### [TASK BRIEF]
Scan the data beneath this task and copy each line that includes "Google".

== RECORDS FOR THIS EXERCISE ==

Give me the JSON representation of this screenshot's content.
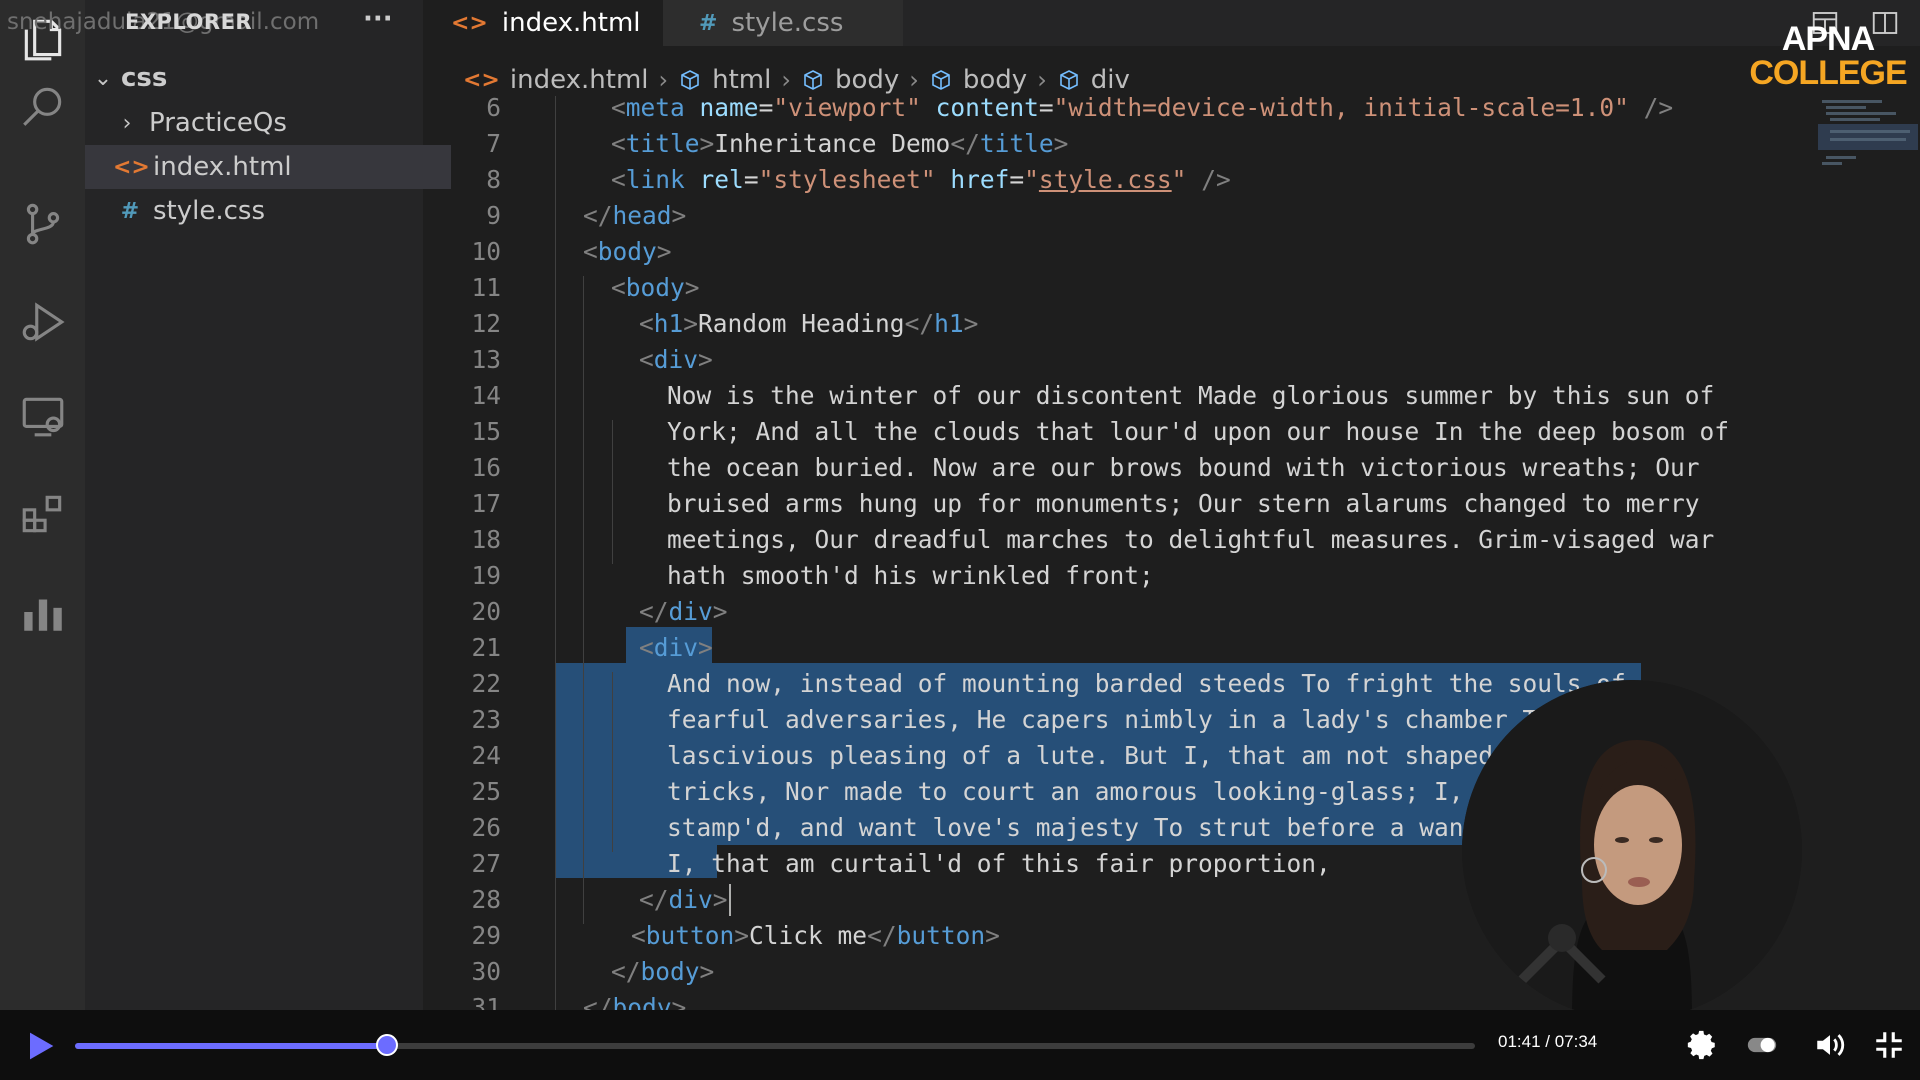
{
  "sidebar": {
    "email": "snehajadula21@gmail.com",
    "title": "EXPLORER",
    "more": "···",
    "folder": "css",
    "items": [
      {
        "label": "PracticeQs",
        "type": "folder"
      },
      {
        "label": "index.html",
        "type": "html",
        "icon": "<>"
      },
      {
        "label": "style.css",
        "type": "css",
        "icon": "#"
      }
    ]
  },
  "tabs": [
    {
      "label": "index.html",
      "icon": "<>",
      "close": "✕"
    },
    {
      "label": "style.css",
      "icon": "#"
    }
  ],
  "breadcrumbs": [
    "index.html",
    "html",
    "body",
    "body",
    "div"
  ],
  "logo": {
    "top": "APNA",
    "bottom": "COLLEGE"
  },
  "editor": {
    "line_numbers": [
      "6",
      "7",
      "8",
      "9",
      "10",
      "11",
      "12",
      "13",
      "14",
      "15",
      "16",
      "17",
      "18",
      "19",
      "20",
      "21",
      "22",
      "23",
      "24",
      "25",
      "26",
      "27",
      "28",
      "29",
      "30",
      "31"
    ],
    "meta_tag": "meta",
    "meta_name_attr": "name",
    "meta_name_val": "\"viewport\"",
    "meta_content_attr": "content",
    "meta_content_val": "\"width=device-width, initial-scale=1.0\"",
    "title_tag": "title",
    "title_text": "Inheritance Demo",
    "link_tag": "link",
    "link_rel_attr": "rel",
    "link_rel_val": "\"stylesheet\"",
    "link_href_attr": "href",
    "link_href_val": "style.css",
    "head_tag": "head",
    "body_tag": "body",
    "h1_tag": "h1",
    "h1_text": "Random Heading",
    "div_tag": "div",
    "button_tag": "button",
    "button_text": "Click me",
    "div1_text": [
      "Now is the winter of our discontent Made glorious summer by this sun of",
      "York; And all the clouds that lour'd upon our house In the deep bosom of",
      "the ocean buried. Now are our brows bound with victorious wreaths; Our",
      "bruised arms hung up for monuments; Our stern alarums changed to merry",
      "meetings, Our dreadful marches to delightful measures. Grim-visaged war",
      "hath smooth'd his wrinkled front;"
    ],
    "div2_text": [
      "And now, instead of mounting barded steeds To fright the souls of",
      "fearful adversaries, He capers nimbly in a lady's chamber To the",
      "lascivious pleasing of a lute. But I, that am not shaped for",
      "tricks, Nor made to court an amorous looking-glass; I, that",
      "stamp'd, and want love's majesty To strut before a wanton",
      "I, that am curtail'd of this fair proportion,"
    ]
  },
  "player": {
    "time": "01:41 / 07:34",
    "progress": 0.2226,
    "accent": "#6c6cff"
  },
  "colors": {
    "tag": "#569cd6",
    "attr": "#9cdcfe",
    "string": "#ce9178",
    "selection": "#264f78",
    "logo_accent": "#f5a623"
  }
}
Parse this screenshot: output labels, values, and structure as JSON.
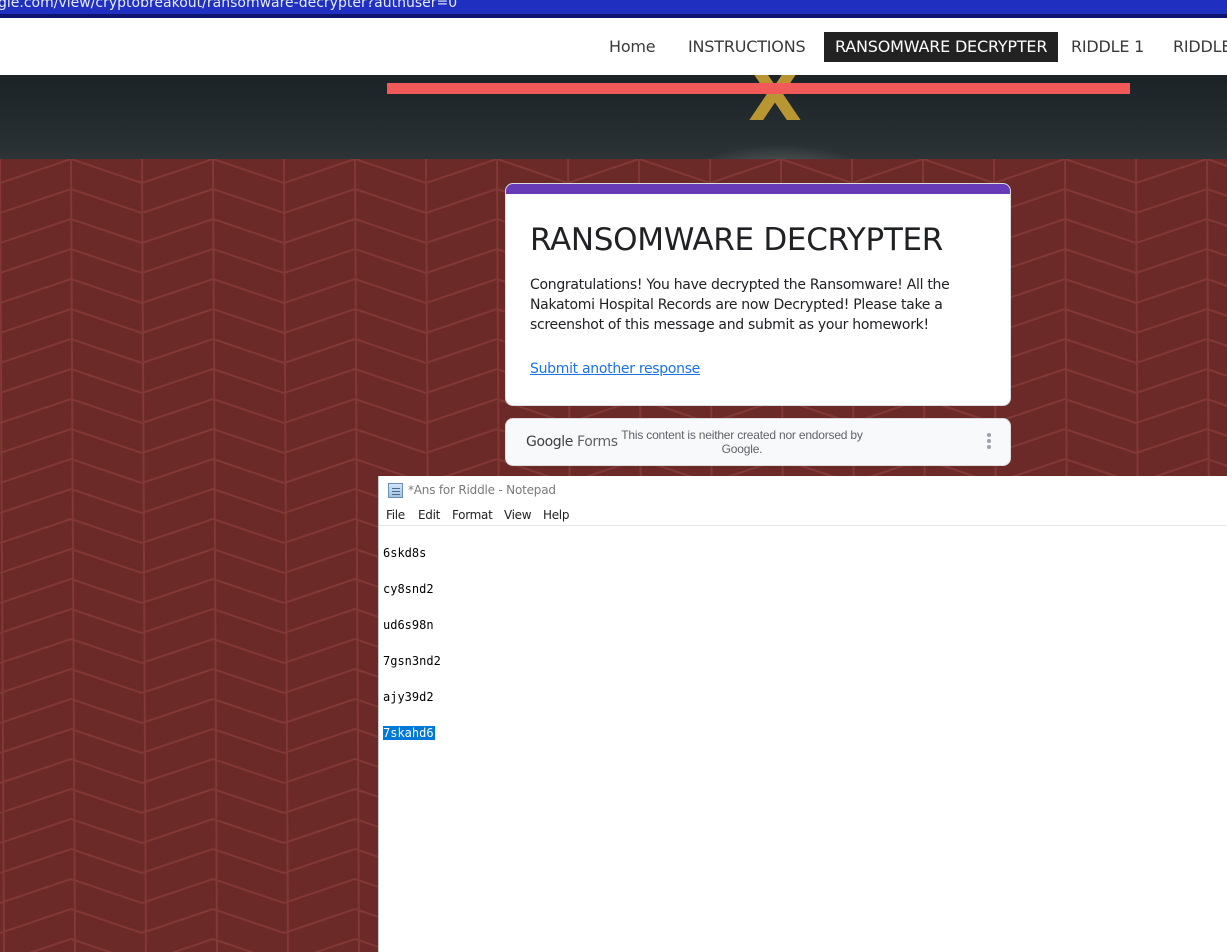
{
  "browser": {
    "url_fragment": "gle.com/view/cryptobreakout/ransomware-decrypter?authuser=0"
  },
  "nav": {
    "items": [
      {
        "label": "Home",
        "active": false
      },
      {
        "label": "INSTRUCTIONS",
        "active": false
      },
      {
        "label": "RANSOMWARE DECRYPTER",
        "active": true
      },
      {
        "label": "RIDDLE 1",
        "active": false
      },
      {
        "label": "RIDDLE",
        "active": false
      }
    ]
  },
  "form": {
    "title": "RANSOMWARE DECRYPTER",
    "message": "Congratulations!  You have decrypted the Ransomware!  All the Nakatomi Hospital Records are now Decrypted!  Please take a screenshot of this message and submit as your homework!",
    "link_label": "Submit another response",
    "accent_color": "#673ab7"
  },
  "forms_footer": {
    "logo_google": "Google",
    "logo_forms": "Forms",
    "disclaimer": "This content is neither created nor endorsed by Google."
  },
  "notepad": {
    "title": "*Ans for Riddle - Notepad",
    "menu": [
      "File",
      "Edit",
      "Format",
      "View",
      "Help"
    ],
    "lines": [
      "6skd8s",
      "cy8snd2",
      "ud6s98n",
      "7gsn3nd2",
      "ajy39d2",
      "7skahd6"
    ],
    "selected_line_index": 5
  },
  "colors": {
    "background": "#6b2a28",
    "hero_bar": "#f25a5a",
    "nav_active": "#222222",
    "selection": "#0078d7"
  }
}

===

### [FINISHED ANSWER]
    "logo_google": "Google",
    "disclaimer": "This content is neither created nor endorsed by Google."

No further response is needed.